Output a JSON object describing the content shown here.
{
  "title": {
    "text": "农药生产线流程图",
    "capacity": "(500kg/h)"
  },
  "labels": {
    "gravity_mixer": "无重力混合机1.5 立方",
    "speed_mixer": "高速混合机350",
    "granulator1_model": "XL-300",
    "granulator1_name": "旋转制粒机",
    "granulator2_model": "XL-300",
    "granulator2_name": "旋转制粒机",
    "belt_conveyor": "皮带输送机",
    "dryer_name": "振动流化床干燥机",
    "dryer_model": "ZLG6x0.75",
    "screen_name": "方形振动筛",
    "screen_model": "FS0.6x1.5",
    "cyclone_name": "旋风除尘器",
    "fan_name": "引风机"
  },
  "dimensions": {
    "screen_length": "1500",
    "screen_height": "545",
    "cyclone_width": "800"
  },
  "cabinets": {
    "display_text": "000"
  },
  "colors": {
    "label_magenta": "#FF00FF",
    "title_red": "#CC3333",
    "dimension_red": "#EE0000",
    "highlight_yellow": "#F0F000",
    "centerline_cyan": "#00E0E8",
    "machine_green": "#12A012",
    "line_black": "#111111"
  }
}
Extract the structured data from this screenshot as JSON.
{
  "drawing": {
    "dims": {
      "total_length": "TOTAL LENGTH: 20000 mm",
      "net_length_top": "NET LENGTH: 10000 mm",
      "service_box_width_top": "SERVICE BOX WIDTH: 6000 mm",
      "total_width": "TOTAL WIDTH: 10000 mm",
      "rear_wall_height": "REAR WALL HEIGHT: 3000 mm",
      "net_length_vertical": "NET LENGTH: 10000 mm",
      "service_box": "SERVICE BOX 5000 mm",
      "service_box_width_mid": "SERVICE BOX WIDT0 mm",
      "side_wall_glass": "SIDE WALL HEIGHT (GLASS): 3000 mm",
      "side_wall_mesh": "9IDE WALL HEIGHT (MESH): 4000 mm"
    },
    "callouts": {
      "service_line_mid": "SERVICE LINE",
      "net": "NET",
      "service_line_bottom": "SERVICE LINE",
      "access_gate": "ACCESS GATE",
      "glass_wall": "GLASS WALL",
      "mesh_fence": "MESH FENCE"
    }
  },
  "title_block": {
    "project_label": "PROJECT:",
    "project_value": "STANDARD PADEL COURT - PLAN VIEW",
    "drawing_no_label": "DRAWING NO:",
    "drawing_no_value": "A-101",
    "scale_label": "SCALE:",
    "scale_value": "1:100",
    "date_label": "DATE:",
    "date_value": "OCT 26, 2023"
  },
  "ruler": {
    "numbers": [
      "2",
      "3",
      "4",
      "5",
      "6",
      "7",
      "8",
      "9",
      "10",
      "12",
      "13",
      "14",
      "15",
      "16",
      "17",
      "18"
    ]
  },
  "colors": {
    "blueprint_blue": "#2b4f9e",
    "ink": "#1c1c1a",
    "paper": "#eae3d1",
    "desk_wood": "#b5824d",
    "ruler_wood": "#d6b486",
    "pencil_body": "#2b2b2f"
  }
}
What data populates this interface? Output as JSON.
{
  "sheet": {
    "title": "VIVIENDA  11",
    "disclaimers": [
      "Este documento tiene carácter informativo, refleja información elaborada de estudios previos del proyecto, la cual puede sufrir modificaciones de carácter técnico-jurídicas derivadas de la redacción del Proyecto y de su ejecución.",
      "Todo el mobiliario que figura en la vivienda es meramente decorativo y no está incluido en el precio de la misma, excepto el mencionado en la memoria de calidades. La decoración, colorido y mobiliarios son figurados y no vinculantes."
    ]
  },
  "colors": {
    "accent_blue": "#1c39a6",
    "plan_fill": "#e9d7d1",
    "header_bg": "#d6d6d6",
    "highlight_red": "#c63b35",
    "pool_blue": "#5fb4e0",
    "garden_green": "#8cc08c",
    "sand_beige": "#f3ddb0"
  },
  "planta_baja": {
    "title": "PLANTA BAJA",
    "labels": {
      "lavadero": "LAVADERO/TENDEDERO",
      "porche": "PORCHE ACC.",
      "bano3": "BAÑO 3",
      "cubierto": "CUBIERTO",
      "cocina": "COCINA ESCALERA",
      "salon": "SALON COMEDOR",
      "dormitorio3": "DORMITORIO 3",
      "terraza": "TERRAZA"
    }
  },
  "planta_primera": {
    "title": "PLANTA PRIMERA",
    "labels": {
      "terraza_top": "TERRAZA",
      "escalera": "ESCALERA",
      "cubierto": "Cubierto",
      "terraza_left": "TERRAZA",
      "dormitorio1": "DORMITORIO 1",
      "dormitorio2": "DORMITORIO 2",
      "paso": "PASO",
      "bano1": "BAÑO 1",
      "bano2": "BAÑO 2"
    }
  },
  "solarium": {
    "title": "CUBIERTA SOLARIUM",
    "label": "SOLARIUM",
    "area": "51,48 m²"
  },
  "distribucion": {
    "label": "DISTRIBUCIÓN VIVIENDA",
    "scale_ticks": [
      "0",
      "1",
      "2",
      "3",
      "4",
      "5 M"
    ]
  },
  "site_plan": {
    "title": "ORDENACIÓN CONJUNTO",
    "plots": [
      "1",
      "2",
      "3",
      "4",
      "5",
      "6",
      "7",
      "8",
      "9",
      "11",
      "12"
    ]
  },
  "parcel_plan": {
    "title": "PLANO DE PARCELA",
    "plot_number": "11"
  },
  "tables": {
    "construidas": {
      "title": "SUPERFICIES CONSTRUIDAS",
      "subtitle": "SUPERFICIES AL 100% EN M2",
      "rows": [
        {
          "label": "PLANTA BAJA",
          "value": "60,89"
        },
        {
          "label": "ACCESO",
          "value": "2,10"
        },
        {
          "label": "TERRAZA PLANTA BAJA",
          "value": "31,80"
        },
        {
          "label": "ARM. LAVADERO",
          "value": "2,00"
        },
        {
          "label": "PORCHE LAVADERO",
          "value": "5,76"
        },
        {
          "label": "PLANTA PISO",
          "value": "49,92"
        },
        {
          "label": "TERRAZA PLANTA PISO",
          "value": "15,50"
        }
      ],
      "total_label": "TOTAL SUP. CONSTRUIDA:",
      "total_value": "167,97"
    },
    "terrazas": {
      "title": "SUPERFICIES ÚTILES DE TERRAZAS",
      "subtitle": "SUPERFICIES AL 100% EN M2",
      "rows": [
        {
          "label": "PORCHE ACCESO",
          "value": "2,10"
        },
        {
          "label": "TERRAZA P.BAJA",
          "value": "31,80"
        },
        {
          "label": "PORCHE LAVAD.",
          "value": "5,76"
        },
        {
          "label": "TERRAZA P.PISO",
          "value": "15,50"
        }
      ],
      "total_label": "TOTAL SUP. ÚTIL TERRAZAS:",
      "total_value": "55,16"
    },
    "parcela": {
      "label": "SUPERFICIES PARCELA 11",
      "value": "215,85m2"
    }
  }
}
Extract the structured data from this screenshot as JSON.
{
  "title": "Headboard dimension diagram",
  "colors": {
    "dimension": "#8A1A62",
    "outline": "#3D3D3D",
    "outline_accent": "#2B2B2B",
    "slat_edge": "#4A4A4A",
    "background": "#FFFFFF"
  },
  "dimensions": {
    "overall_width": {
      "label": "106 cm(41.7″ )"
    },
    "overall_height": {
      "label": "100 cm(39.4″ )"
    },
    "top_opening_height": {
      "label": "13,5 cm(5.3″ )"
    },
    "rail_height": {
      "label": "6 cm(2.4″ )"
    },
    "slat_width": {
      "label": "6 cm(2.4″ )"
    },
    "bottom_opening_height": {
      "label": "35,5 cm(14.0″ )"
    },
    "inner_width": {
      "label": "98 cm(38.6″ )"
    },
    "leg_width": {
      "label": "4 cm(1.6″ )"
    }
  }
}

Work to be completed
Set every line of the listing down word for word.

The solution
Output a JSON object describing the content shown here.
{
  "title": {
    "text": "农药生产线流程图",
    "capacity": "(500kg/h)"
  },
  "labels": {
    "gravity_mixer": "无重力混合机1.5 立方",
    "speed_mixer": "高速混合机350",
    "granulator1_model": "XL-300",
    "granulator1_name": "旋转制粒机",
    "granulator2_model": "XL-300",
    "granulator2_name": "旋转制粒机",
    "belt_conveyor": "皮带输送机",
    "dryer_name": "振动流化床干燥机",
    "dryer_model": "ZLG6x0.75",
    "screen_name": "方形振动筛",
    "screen_model": "FS0.6x1.5",
    "cyclone_name": "旋风除尘器",
    "fan_name": "引风机"
  },
  "dimensions": {
    "screen_length": "1500",
    "screen_height": "545",
    "cyclone_width": "800"
  },
  "cabinets": {
    "display_text": "000"
  },
  "colors": {
    "label_magenta": "#FF00FF",
    "title_red": "#CC3333",
    "dimension_red": "#EE0000",
    "highlight_yellow": "#F0F000",
    "centerline_cyan": "#00E0E8",
    "machine_green": "#12A012",
    "line_black": "#111111"
  }
}
Extract the structured data from this screenshot as JSON.
{
  "drawing": {
    "dims": {
      "total_length": "TOTAL LENGTH: 20000 mm",
      "net_length_top": "NET LENGTH: 10000 mm",
      "service_box_width_top": "SERVICE BOX WIDTH: 6000 mm",
      "total_width": "TOTAL WIDTH: 10000 mm",
      "rear_wall_height": "REAR WALL HEIGHT: 3000 mm",
      "net_length_vertical": "NET LENGTH: 10000 mm",
      "service_box": "SERVICE BOX 5000 mm",
      "service_box_width_mid": "SERVICE BOX WIDT0 mm",
      "side_wall_glass": "SIDE WALL HEIGHT (GLASS): 3000 mm",
      "side_wall_mesh": "9IDE WALL HEIGHT (MESH): 4000 mm"
    },
    "callouts": {
      "service_line_mid": "SERVICE LINE",
      "net": "NET",
      "service_line_bottom": "SERVICE LINE",
      "access_gate": "ACCESS GATE",
      "glass_wall": "GLASS WALL",
      "mesh_fence": "MESH FENCE"
    }
  },
  "title_block": {
    "project_label": "PROJECT:",
    "project_value": "STANDARD PADEL COURT - PLAN VIEW",
    "drawing_no_label": "DRAWING NO:",
    "drawing_no_value": "A-101",
    "scale_label": "SCALE:",
    "scale_value": "1:100",
    "date_label": "DATE:",
    "date_value": "OCT 26, 2023"
  },
  "ruler": {
    "numbers": [
      "2",
      "3",
      "4",
      "5",
      "6",
      "7",
      "8",
      "9",
      "10",
      "12",
      "13",
      "14",
      "15",
      "16",
      "17",
      "18"
    ]
  },
  "colors": {
    "blueprint_blue": "#2b4f9e",
    "ink": "#1c1c1a",
    "paper": "#eae3d1",
    "desk_wood": "#b5824d",
    "ruler_wood": "#d6b486",
    "pencil_body": "#2b2b2f"
  }
}
What data populates this interface? Output as JSON.
{
  "sheet": {
    "title": "VIVIENDA  11",
    "disclaimers": [
      "Este documento tiene carácter informativo, refleja información elaborada de estudios previos del proyecto, la cual puede sufrir modificaciones de carácter técnico-jurídicas derivadas de la redacción del Proyecto y de su ejecución.",
      "Todo el mobiliario que figura en la vivienda es meramente decorativo y no está incluido en el precio de la misma, excepto el mencionado en la memoria de calidades. La decoración, colorido y mobiliarios son figurados y no vinculantes."
    ]
  },
  "colors": {
    "accent_blue": "#1c39a6",
    "plan_fill": "#e9d7d1",
    "header_bg": "#d6d6d6",
    "highlight_red": "#c63b35",
    "pool_blue": "#5fb4e0",
    "garden_green": "#8cc08c",
    "sand_beige": "#f3ddb0"
  },
  "planta_baja": {
    "title": "PLANTA BAJA",
    "labels": {
      "lavadero": "LAVADERO/TENDEDERO",
      "porche": "PORCHE ACC.",
      "bano3": "BAÑO 3",
      "cubierto": "CUBIERTO",
      "cocina": "COCINA ESCALERA",
      "salon": "SALON COMEDOR",
      "dormitorio3": "DORMITORIO 3",
      "terraza": "TERRAZA"
    }
  },
  "planta_primera": {
    "title": "PLANTA PRIMERA",
    "labels": {
      "terraza_top": "TERRAZA",
      "escalera": "ESCALERA",
      "cubierto": "Cubierto",
      "terraza_left": "TERRAZA",
      "dormitorio1": "DORMITORIO 1",
      "dormitorio2": "DORMITORIO 2",
      "paso": "PASO",
      "bano1": "BAÑO 1",
      "bano2": "BAÑO 2"
    }
  },
  "solarium": {
    "title": "CUBIERTA SOLARIUM",
    "label": "SOLARIUM",
    "area": "51,48 m²"
  },
  "distribucion": {
    "label": "DISTRIBUCIÓN VIVIENDA",
    "scale_ticks": [
      "0",
      "1",
      "2",
      "3",
      "4",
      "5 M"
    ]
  },
  "site_plan": {
    "title": "ORDENACIÓN CONJUNTO",
    "plots": [
      "1",
      "2",
      "3",
      "4",
      "5",
      "6",
      "7",
      "8",
      "9",
      "11",
      "12"
    ]
  },
  "parcel_plan": {
    "title": "PLANO DE PARCELA",
    "plot_number": "11"
  },
  "tables": {
    "construidas": {
      "title": "SUPERFICIES CONSTRUIDAS",
      "subtitle": "SUPERFICIES AL 100% EN M2",
      "rows": [
        {
          "label": "PLANTA BAJA",
          "value": "60,89"
        },
        {
          "label": "ACCESO",
          "value": "2,10"
        },
        {
          "label": "TERRAZA PLANTA BAJA",
          "value": "31,80"
        },
        {
          "label": "ARM. LAVADERO",
          "value": "2,00"
        },
        {
          "label": "PORCHE LAVADERO",
          "value": "5,76"
        },
        {
          "label": "PLANTA PISO",
          "value": "49,92"
        },
        {
          "label": "TERRAZA PLANTA PISO",
          "value": "15,50"
        }
      ],
      "total_label": "TOTAL SUP. CONSTRUIDA:",
      "total_value": "167,97"
    },
    "terrazas": {
      "title": "SUPERFICIES ÚTILES DE TERRAZAS",
      "subtitle": "SUPERFICIES AL 100% EN M2",
      "rows": [
        {
          "label": "PORCHE ACCESO",
          "value": "2,10"
        },
        {
          "label": "TERRAZA P.BAJA",
          "value": "31,80"
        },
        {
          "label": "PORCHE LAVAD.",
          "value": "5,76"
        },
        {
          "label": "TERRAZA P.PISO",
          "value": "15,50"
        }
      ],
      "total_label": "TOTAL SUP. ÚTIL TERRAZAS:",
      "total_value": "55,16"
    },
    "parcela": {
      "label": "SUPERFICIES PARCELA 11",
      "value": "215,85m2"
    }
  }
}
Extract the structured data from this screenshot as JSON.
{
  "title": "Headboard dimension diagram",
  "colors": {
    "dimension": "#8A1A62",
    "outline": "#3D3D3D",
    "outline_accent": "#2B2B2B",
    "slat_edge": "#4A4A4A",
    "background": "#FFFFFF"
  },
  "dimensions": {
    "overall_width": {
      "label": "106 cm(41.7″ )"
    },
    "overall_height": {
      "label": "100 cm(39.4″ )"
    },
    "top_opening_height": {
      "label": "13,5 cm(5.3″ )"
    },
    "rail_height": {
      "label": "6 cm(2.4″ )"
    },
    "slat_width": {
      "label": "6 cm(2.4″ )"
    },
    "bottom_opening_height": {
      "label": "35,5 cm(14.0″ )"
    },
    "inner_width": {
      "label": "98 cm(38.6″ )"
    },
    "leg_width": {
      "label": "4 cm(1.6″ )"
    }
  }
}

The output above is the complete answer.